Stored data
_ _ _ _ _ _ _

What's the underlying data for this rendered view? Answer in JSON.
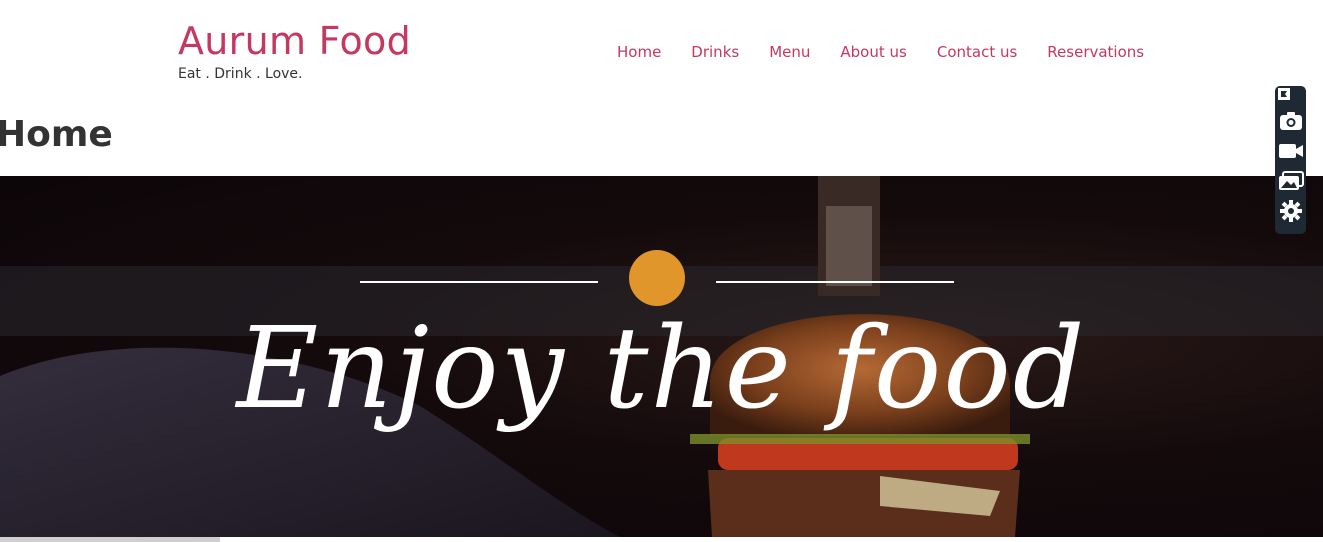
{
  "header": {
    "brand_title": "Aurum Food",
    "tagline": "Eat . Drink . Love.",
    "nav": [
      {
        "label": "Home"
      },
      {
        "label": "Drinks"
      },
      {
        "label": "Menu"
      },
      {
        "label": "About us"
      },
      {
        "label": "Contact us"
      },
      {
        "label": "Reservations"
      }
    ]
  },
  "page": {
    "title": "Home"
  },
  "hero": {
    "headline": "Enjoy the food"
  },
  "colors": {
    "brand": "#c5385f",
    "accent_dot": "#e0962b",
    "toolbar_bg": "#1f2933"
  },
  "toolbar": {
    "icons": [
      "pin-icon",
      "camera-icon",
      "video-icon",
      "gallery-icon",
      "gear-icon"
    ]
  }
}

_ _ _ _ _ _ _

§ STATED PROBLEM: Omit any images, then output the listing exactly.

§ THE ANSWER:
What's the underlying data for this rendered view? Answer in JSON.
{
  "header": {
    "brand_title": "Aurum Food",
    "tagline": "Eat . Drink . Love.",
    "nav": [
      {
        "label": "Home"
      },
      {
        "label": "Drinks"
      },
      {
        "label": "Menu"
      },
      {
        "label": "About us"
      },
      {
        "label": "Contact us"
      },
      {
        "label": "Reservations"
      }
    ]
  },
  "page": {
    "title": "Home"
  },
  "hero": {
    "headline": "Enjoy the food"
  },
  "colors": {
    "brand": "#c5385f",
    "accent_dot": "#e0962b",
    "toolbar_bg": "#1f2933"
  },
  "toolbar": {
    "icons": [
      "pin-icon",
      "camera-icon",
      "video-icon",
      "gallery-icon",
      "gear-icon"
    ]
  }
}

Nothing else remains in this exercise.